§ **Stated problem 1**
Update the rows from the first row through the line containing "row-number-cell: 18127 <box>98" by replacing "rate-cell" with "tax-rate-cell", keep everything else unchanged, and return only those lines.

The expectations are high. The Spanish secretary of state for the EU says that the ECI should be a priority during the Spanish EU presidency and the Spanish newspaper El Pais thinks that the distance between citizens and politics could become smaller because of the ECI. For the first time, citizens will get legislative power, while this power was always been concentrated at the European institutions.*

The ECI is not a European invention, national and local governments experiment with these ‘citizens’ initiatives’ too. A Dutch evaluation** of the citizens’ initiative on the local level shows that citizens seldom make use of this new possibility. In addition, many initiatives are rejected by the city council or the city council does not have the power to execute the proposal. The study becomes even more interesting when local governments claim that there are no problems with citizens’ initiatives. The only problem that some local governments see, is that citizens do not know that this option exists.

§ **Material for this task**
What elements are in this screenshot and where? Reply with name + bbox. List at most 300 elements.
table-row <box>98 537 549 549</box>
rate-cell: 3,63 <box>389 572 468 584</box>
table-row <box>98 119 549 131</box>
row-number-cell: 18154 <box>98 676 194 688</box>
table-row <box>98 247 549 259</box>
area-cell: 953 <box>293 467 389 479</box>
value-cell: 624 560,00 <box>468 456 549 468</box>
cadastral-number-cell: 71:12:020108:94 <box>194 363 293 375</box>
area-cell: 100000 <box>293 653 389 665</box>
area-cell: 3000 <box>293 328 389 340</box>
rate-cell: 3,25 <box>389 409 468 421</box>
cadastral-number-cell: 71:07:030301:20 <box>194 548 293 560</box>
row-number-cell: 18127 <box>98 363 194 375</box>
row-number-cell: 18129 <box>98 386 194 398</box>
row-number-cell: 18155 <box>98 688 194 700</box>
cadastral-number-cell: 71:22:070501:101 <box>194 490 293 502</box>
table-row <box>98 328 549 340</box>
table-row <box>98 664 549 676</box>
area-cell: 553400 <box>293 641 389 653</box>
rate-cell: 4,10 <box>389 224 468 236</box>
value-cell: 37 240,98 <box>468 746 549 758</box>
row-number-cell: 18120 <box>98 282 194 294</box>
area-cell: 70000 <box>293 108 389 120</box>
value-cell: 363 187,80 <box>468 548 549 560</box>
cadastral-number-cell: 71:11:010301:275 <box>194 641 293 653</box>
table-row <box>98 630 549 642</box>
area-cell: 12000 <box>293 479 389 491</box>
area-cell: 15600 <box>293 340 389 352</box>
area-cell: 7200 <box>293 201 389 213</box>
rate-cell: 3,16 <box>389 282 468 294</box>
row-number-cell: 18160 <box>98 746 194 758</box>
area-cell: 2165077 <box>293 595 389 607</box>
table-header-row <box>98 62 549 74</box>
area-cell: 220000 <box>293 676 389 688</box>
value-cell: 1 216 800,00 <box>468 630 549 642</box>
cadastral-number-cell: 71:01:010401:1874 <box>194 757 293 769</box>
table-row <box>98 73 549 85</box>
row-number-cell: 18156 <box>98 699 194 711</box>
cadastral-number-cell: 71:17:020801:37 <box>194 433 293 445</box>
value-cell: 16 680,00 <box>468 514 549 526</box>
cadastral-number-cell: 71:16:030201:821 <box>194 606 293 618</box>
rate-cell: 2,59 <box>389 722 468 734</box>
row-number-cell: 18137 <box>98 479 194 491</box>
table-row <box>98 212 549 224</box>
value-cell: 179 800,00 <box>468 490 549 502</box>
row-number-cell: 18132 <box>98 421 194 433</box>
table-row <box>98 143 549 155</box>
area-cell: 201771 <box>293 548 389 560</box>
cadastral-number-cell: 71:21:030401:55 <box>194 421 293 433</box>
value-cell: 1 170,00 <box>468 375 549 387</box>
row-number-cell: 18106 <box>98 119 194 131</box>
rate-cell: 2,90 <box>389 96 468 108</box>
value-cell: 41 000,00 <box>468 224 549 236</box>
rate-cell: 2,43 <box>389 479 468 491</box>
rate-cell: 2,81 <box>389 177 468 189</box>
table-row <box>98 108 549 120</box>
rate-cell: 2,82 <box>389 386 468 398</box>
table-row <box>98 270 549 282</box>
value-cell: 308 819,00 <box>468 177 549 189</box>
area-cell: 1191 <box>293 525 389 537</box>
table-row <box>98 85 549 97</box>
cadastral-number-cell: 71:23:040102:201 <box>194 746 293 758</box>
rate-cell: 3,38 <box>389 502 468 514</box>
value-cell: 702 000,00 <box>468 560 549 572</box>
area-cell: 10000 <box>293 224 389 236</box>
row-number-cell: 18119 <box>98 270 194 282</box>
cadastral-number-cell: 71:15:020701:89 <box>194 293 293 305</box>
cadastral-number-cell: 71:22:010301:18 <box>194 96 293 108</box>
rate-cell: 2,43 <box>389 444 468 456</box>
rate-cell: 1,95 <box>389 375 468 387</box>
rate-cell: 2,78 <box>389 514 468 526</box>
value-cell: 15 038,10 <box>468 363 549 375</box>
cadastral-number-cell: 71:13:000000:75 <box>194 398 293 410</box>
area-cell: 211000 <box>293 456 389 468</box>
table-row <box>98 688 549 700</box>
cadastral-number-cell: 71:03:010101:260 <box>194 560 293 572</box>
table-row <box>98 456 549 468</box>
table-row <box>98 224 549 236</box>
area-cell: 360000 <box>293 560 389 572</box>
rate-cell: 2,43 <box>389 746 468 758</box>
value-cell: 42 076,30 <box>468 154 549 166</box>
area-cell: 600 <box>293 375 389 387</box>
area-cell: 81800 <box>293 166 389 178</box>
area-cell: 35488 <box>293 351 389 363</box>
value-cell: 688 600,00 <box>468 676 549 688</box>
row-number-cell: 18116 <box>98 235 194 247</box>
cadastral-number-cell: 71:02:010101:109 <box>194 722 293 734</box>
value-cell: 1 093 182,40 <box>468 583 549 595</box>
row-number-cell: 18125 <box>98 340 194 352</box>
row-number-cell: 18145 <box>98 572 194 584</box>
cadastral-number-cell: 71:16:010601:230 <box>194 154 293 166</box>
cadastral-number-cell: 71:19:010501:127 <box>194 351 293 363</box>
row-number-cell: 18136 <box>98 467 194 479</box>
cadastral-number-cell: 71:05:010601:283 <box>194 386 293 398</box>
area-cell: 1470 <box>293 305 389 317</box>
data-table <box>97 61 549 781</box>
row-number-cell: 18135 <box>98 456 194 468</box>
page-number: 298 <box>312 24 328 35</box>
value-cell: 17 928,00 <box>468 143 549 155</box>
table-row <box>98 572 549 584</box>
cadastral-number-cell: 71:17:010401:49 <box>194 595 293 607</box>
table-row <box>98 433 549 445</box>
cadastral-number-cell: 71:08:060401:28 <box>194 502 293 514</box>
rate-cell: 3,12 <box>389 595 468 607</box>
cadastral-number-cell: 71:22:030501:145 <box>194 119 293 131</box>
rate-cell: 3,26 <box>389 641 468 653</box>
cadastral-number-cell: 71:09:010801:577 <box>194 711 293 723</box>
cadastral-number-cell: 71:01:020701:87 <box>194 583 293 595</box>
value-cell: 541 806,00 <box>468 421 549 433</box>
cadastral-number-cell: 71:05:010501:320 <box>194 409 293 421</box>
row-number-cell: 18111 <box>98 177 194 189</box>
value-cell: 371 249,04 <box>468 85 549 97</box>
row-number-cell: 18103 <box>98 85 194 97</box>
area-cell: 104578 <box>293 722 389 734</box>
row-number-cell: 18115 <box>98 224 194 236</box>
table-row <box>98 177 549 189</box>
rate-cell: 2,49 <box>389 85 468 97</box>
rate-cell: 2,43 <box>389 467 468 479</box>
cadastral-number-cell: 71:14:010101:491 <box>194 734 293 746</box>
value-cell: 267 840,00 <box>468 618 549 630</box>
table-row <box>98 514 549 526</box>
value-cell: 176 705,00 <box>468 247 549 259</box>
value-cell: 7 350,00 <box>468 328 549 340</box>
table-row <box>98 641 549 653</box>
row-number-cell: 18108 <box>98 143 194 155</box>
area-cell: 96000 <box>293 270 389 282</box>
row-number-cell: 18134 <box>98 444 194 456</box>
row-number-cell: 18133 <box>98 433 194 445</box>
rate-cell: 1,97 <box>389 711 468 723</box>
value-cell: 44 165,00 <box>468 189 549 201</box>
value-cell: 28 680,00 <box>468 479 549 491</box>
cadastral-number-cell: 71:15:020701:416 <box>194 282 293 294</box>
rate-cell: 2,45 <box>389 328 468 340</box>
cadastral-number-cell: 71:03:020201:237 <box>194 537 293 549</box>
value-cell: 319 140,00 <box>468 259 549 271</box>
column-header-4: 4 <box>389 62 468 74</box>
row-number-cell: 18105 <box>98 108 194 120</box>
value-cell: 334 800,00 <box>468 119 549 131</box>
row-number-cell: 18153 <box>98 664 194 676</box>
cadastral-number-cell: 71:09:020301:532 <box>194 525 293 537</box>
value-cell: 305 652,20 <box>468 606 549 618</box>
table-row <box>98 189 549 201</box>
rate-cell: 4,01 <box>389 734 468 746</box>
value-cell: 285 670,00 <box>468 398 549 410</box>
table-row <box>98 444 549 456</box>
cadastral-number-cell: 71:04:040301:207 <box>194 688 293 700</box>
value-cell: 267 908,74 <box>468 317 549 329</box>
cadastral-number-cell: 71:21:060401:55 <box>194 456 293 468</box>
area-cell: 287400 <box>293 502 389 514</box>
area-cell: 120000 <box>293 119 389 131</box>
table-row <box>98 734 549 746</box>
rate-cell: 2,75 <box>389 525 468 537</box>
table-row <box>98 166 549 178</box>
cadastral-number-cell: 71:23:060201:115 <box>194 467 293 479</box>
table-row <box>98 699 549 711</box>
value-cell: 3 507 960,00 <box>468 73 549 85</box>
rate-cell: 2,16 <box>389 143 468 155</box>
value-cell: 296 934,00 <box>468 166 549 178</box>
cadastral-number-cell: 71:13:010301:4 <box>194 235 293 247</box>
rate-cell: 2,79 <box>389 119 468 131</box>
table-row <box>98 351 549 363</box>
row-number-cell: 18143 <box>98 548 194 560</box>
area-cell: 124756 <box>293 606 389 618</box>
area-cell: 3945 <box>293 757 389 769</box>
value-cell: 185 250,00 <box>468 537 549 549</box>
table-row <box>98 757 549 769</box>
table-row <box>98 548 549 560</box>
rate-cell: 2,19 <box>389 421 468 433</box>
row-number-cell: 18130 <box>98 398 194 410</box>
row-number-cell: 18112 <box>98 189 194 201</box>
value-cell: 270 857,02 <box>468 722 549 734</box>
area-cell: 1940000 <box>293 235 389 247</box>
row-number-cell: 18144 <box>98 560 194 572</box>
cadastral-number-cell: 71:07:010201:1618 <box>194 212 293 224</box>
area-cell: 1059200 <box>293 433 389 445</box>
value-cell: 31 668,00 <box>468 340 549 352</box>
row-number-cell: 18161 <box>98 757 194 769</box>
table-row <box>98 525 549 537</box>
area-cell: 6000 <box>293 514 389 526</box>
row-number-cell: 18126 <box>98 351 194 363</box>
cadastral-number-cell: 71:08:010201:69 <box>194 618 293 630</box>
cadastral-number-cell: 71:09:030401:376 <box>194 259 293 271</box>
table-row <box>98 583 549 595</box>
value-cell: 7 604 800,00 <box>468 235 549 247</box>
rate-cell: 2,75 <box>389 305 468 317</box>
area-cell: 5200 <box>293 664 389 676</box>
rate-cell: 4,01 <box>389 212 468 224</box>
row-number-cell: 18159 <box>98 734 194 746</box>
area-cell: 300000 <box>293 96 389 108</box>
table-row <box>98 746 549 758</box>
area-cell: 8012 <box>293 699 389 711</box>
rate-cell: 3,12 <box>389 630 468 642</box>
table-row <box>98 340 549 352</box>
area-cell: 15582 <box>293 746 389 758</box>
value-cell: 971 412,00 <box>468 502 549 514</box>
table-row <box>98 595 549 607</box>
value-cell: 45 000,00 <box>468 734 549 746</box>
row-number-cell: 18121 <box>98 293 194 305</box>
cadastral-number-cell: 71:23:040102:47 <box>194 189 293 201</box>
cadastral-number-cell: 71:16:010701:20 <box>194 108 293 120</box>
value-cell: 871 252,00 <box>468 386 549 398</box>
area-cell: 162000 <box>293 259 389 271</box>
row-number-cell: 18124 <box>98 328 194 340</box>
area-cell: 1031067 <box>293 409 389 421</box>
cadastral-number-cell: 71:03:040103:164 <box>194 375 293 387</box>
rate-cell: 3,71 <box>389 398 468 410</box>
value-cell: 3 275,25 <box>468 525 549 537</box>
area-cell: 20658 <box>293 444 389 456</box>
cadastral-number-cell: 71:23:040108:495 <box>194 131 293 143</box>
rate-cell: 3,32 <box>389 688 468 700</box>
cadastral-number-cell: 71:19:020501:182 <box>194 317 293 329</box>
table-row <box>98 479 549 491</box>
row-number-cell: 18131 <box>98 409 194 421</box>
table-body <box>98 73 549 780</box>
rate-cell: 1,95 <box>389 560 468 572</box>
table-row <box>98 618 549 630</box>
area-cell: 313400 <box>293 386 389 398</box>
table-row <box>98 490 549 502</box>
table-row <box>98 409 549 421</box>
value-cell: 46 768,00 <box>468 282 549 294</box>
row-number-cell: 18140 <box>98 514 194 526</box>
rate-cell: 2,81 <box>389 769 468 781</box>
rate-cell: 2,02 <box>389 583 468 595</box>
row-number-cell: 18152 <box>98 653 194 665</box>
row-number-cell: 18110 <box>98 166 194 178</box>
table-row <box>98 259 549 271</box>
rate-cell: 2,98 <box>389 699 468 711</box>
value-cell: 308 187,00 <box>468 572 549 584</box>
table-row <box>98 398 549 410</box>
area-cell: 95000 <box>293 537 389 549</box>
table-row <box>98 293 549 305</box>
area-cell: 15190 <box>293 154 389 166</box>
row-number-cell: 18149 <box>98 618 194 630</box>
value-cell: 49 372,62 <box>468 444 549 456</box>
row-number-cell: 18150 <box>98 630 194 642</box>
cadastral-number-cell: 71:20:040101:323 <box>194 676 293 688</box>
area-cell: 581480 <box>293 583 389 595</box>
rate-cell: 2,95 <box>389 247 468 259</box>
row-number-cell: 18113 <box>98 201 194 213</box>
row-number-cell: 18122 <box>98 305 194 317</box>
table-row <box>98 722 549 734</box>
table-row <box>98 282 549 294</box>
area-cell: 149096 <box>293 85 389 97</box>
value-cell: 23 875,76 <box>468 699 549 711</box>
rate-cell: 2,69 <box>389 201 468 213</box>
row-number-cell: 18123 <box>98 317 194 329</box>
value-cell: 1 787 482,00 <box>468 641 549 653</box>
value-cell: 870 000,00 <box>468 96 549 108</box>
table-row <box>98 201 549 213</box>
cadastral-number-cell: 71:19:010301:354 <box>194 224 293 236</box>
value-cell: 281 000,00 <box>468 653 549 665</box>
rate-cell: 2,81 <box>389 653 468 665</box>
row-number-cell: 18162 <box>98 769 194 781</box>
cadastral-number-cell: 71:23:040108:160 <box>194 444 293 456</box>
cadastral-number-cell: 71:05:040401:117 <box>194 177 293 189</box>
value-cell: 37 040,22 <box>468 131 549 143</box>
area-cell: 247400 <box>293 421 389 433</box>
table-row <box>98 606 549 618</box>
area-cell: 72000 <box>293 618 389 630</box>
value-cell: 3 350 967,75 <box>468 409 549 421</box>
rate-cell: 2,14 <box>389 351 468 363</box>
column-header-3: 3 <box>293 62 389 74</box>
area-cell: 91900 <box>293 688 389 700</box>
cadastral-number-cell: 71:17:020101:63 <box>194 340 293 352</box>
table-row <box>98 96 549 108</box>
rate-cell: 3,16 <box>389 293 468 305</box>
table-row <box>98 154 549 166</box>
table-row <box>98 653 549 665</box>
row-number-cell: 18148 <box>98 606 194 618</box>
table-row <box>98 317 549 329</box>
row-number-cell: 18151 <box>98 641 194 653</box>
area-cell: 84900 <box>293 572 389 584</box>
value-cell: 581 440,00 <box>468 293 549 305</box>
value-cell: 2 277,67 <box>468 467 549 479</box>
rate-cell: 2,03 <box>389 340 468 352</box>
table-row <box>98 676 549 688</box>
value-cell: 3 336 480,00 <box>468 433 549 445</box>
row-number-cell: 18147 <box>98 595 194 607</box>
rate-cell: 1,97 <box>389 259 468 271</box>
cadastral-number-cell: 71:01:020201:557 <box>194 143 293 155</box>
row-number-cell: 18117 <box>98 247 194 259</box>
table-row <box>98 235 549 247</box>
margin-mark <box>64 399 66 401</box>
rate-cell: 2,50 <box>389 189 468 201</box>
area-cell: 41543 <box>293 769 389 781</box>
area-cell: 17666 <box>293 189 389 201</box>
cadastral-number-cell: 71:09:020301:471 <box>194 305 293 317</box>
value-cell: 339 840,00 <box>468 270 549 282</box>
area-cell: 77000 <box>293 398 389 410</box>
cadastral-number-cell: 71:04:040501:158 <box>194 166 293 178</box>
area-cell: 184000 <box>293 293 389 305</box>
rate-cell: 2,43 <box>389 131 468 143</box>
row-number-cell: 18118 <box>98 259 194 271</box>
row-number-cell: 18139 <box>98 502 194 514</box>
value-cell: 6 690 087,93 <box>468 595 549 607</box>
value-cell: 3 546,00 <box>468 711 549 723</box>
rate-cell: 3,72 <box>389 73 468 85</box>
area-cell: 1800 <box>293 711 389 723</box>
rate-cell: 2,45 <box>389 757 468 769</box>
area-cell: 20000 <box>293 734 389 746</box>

§ **Stated problem 2**
Carry the text on the European citizens' initiative further, picking up after its last sentence.

§ **Right answer 1**
What elements are in this screenshot and where? Reply with name + bbox. List at most 300 elements.
table-row <box>98 537 549 549</box>
tax-rate-cell: 3,63 <box>389 572 468 584</box>
table-row <box>98 119 549 131</box>
row-number-cell: 18154 <box>98 676 194 688</box>
table-row <box>98 247 549 259</box>
area-cell: 953 <box>293 467 389 479</box>
value-cell: 624 560,00 <box>468 456 549 468</box>
cadastral-number-cell: 71:12:020108:94 <box>194 363 293 375</box>
area-cell: 100000 <box>293 653 389 665</box>
area-cell: 3000 <box>293 328 389 340</box>
tax-rate-cell: 3,25 <box>389 409 468 421</box>
cadastral-number-cell: 71:07:030301:20 <box>194 548 293 560</box>
row-number-cell: 18127 <box>98 363 194 375</box>

§ **Right answer 2**
In other words: local governments created a new democratic instrument that is seldom used by citizens or that does not give citizens real power. Local governments think that this is fine, because it does not interfere with their old ways of working. Critical citizens who claim the citizens’ initiatives are not a democratic innovation, can be blamed that they did not inform themselves well enough.

This is what will happen in Europe too: the European Commission can be proud that they found a new way to attract citizens to European politics. The chance that this will really happen is extremely small, but this is not the Commission’s problem. It is the other way around: ECI does not even have the intention to give citizens a real voice, it is meant to fight critical citizens who claim that the EU is not democratic enough.